◆ **EXERCISE BRIEF**:
In the forum thread below, reproduce word for word the passage from "Thousands of years" up to and including "circumstances of birth.".

◆ **DOCUMENT SEGMENT**:
Thousands of years ago, most of our ancestors were more likely than not
subsistence farming or, if they were doing anything historically interesting
at all, laboring on gigantic walls or pyramids or other largely useless
monuments for various kings and tyrants. There was no choice as to what one
did with one's life, it was dictated by the circumstances of birth.

Even having dreams, much less the ability to follow them, is a rare thing for
humans. We're each blessed to have this ability.

------
zatara
What I like the most is: "You can only connect the dots looking backwards". It
is a very good perspective when things don't make much sense in the present,
and also gives an insight about the Jobs-Woz relationship. Woz was definitely
the hacker, and Jobs, after his two years at Reeds College (and the
calligraphy stuff), sedimented his experience as a designer (the "pony-tail
guy").

Looking at the role that design plays in Apple nowadays, I wouldn't be
surprised at all to see Jonathan Ive filling Jobs's shoes in the future, and
that would be an excellent choice IMHO.

◆ **SUPPLIED INFORMATION**:
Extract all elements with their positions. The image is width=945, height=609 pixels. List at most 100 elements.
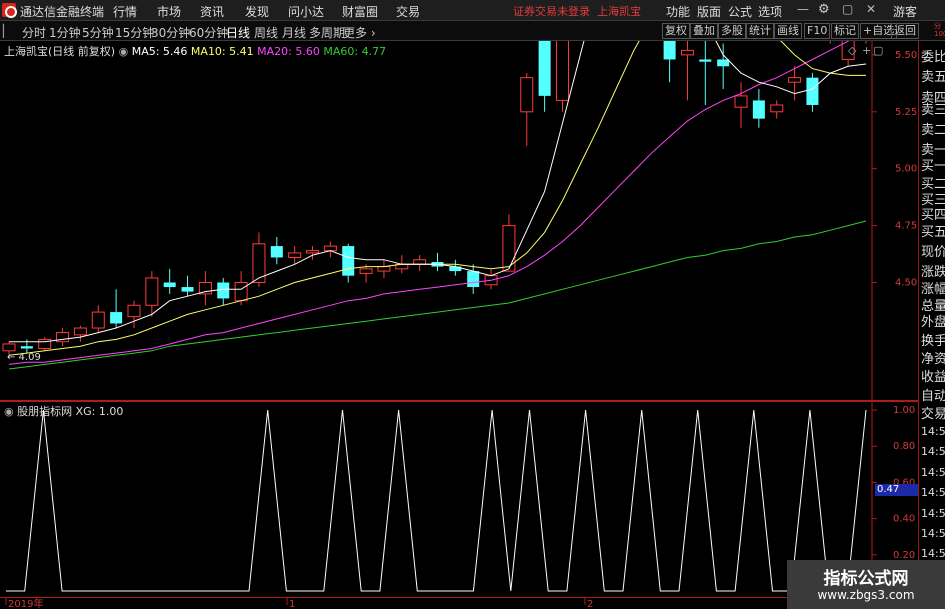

◆ **RESULT FOR THIS TASK**:
Thousands of years ago, most of our ancestors were more likely than not
subsistence farming or, if they were doing anything historically interesting
at all, laboring on gigantic walls or pyramids or other largely useless
monuments for various kings and tyrants. There was no choice as to what one
did with one's life, it was dictated by the circumstances of birth.